* Exercise requirements
Which lines below hold the word "name"? Copy all of them.

* Recorded information
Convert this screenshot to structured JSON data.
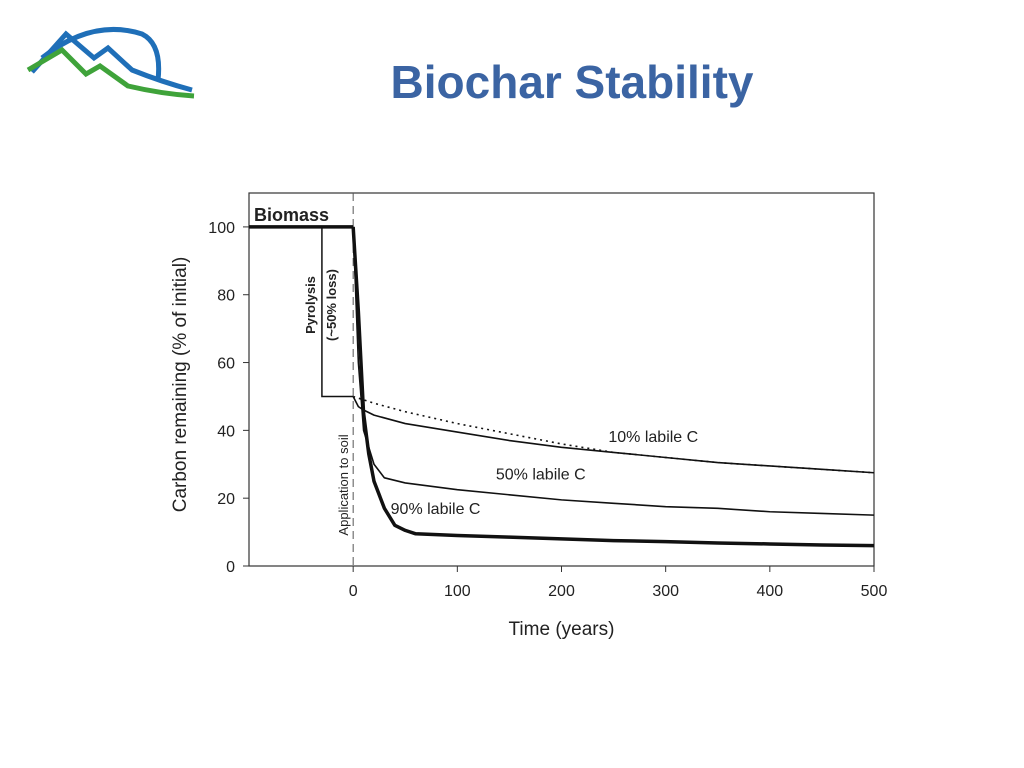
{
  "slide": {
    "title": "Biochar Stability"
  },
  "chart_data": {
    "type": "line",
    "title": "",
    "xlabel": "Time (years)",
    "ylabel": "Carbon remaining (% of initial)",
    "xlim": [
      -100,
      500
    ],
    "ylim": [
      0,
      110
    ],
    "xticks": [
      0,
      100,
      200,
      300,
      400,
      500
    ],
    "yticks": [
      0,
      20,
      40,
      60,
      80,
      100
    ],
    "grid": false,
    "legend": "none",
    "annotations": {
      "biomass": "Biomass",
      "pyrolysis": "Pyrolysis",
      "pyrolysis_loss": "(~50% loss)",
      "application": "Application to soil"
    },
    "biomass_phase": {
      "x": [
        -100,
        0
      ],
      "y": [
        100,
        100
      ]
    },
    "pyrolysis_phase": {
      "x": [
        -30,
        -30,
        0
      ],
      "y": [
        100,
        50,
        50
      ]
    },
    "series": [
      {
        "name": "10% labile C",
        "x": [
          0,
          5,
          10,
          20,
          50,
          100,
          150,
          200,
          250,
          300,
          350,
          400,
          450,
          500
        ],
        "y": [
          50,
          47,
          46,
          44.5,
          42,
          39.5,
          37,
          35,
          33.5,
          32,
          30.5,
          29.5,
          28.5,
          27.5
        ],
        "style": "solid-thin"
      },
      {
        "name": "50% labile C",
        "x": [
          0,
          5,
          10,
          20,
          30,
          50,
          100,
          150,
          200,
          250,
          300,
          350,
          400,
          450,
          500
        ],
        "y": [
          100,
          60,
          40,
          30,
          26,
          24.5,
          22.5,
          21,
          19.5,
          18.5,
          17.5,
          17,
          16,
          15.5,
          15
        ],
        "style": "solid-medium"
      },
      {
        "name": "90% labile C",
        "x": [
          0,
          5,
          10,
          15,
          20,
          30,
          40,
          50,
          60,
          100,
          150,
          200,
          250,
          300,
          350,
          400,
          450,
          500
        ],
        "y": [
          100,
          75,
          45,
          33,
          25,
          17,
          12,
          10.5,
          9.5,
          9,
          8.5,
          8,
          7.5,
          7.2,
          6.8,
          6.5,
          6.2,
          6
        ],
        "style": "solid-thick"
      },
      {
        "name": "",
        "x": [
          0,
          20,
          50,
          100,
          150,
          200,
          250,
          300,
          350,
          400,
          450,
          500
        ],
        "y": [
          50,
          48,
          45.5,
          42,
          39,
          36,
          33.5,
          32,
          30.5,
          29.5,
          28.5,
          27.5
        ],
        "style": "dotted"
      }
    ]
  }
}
...
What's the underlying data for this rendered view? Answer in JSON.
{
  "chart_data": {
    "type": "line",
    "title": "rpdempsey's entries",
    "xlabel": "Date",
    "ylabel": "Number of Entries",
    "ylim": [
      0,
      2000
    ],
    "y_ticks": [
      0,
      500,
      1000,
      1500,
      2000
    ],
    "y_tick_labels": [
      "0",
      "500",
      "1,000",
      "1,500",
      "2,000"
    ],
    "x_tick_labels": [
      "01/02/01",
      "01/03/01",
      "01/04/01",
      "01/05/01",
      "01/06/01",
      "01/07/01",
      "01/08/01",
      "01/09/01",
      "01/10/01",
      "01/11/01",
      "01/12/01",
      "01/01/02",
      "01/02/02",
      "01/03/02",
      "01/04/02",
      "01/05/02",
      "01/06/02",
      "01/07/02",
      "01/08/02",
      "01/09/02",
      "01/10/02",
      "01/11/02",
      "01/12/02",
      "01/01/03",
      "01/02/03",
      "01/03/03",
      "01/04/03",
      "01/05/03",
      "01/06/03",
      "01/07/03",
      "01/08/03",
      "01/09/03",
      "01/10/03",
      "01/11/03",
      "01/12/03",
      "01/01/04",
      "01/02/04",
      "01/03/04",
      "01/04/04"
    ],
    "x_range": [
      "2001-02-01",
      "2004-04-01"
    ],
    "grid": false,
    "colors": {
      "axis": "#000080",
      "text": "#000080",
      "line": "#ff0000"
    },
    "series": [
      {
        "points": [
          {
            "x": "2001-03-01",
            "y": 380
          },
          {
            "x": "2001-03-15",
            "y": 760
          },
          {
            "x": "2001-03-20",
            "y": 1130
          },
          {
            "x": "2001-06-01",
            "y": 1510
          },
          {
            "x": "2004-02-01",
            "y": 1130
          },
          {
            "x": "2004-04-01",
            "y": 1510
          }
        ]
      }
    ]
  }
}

* Task result
        "name": "10% labile C",
        "name": "50% labile C",
        "name": "90% labile C",
        "name": "",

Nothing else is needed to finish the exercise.